INFORMATION SHOWN:

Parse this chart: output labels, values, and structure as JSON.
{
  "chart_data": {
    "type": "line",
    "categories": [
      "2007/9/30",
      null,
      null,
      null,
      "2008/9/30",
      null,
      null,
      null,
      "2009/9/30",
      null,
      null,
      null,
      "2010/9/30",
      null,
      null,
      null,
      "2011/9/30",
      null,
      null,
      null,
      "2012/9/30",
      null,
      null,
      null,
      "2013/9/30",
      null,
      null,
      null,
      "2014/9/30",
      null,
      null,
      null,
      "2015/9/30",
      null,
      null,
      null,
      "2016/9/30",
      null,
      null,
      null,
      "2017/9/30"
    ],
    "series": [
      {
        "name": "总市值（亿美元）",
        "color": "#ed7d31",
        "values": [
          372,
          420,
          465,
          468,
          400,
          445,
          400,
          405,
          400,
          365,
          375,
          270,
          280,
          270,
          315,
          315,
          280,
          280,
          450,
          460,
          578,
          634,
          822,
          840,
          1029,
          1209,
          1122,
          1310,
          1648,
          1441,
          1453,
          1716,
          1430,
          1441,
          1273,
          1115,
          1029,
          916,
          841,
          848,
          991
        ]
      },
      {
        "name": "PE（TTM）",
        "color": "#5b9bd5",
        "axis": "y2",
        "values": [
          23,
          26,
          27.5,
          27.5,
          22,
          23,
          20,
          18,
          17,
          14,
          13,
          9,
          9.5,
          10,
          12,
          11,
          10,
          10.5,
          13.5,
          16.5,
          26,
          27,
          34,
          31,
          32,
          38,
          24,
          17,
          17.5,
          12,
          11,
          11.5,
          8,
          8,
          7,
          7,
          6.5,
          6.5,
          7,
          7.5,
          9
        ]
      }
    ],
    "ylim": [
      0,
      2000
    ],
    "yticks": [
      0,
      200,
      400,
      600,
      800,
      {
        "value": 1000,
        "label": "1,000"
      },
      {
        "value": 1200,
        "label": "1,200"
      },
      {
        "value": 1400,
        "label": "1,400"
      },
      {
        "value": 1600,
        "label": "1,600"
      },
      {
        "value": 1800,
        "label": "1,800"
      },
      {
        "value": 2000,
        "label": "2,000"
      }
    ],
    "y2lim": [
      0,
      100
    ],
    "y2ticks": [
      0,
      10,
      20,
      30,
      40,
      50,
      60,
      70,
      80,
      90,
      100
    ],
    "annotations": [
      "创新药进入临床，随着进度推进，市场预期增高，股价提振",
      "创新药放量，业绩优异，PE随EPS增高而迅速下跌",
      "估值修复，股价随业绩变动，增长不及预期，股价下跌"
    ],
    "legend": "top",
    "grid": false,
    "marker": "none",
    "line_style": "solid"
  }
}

EXERCISE DETAILS: Repeat each record in full; every line must match exactly.

THE REPLY:
Parse this chart: output labels, values, and structure as JSON.
{
  "chart_data": {
    "type": "line",
    "categories": [
      "2007/9/30",
      null,
      null,
      null,
      "2008/9/30",
      null,
      null,
      null,
      "2009/9/30",
      null,
      null,
      null,
      "2010/9/30",
      null,
      null,
      null,
      "2011/9/30",
      null,
      null,
      null,
      "2012/9/30",
      null,
      null,
      null,
      "2013/9/30",
      null,
      null,
      null,
      "2014/9/30",
      null,
      null,
      null,
      "2015/9/30",
      null,
      null,
      null,
      "2016/9/30",
      null,
      null,
      null,
      "2017/9/30"
    ],
    "series": [
      {
        "name": "总市值（亿美元）",
        "color": "#ed7d31",
        "values": [
          372,
          420,
          465,
          468,
          400,
          445,
          400,
          405,
          400,
          365,
          375,
          270,
          280,
          270,
          315,
          315,
          280,
          280,
          450,
          460,
          578,
          634,
          822,
          840,
          1029,
          1209,
          1122,
          1310,
          1648,
          1441,
          1453,
          1716,
          1430,
          1441,
          1273,
          1115,
          1029,
          916,
          841,
          848,
          991
        ]
      },
      {
        "name": "PE（TTM）",
        "color": "#5b9bd5",
        "axis": "y2",
        "values": [
          23,
          26,
          27.5,
          27.5,
          22,
          23,
          20,
          18,
          17,
          14,
          13,
          9,
          9.5,
          10,
          12,
          11,
          10,
          10.5,
          13.5,
          16.5,
          26,
          27,
          34,
          31,
          32,
          38,
          24,
          17,
          17.5,
          12,
          11,
          11.5,
          8,
          8,
          7,
          7,
          6.5,
          6.5,
          7,
          7.5,
          9
        ]
      }
    ],
    "ylim": [
      0,
      2000
    ],
    "yticks": [
      0,
      200,
      400,
      600,
      800,
      {
        "value": 1000,
        "label": "1,000"
      },
      {
        "value": 1200,
        "label": "1,200"
      },
      {
        "value": 1400,
        "label": "1,400"
      },
      {
        "value": 1600,
        "label": "1,600"
      },
      {
        "value": 1800,
        "label": "1,800"
      },
      {
        "value": 2000,
        "label": "2,000"
      }
    ],
    "y2lim": [
      0,
      100
    ],
    "y2ticks": [
      0,
      10,
      20,
      30,
      40,
      50,
      60,
      70,
      80,
      90,
      100
    ],
    "annotations": [
      "创新药进入临床，随着进度推进，市场预期增高，股价提振",
      "创新药放量，业绩优异，PE随EPS增高而迅速下跌",
      "估值修复，股价随业绩变动，增长不及预期，股价下跌"
    ],
    "legend": "top",
    "grid": false,
    "marker": "none",
    "line_style": "solid"
  }
}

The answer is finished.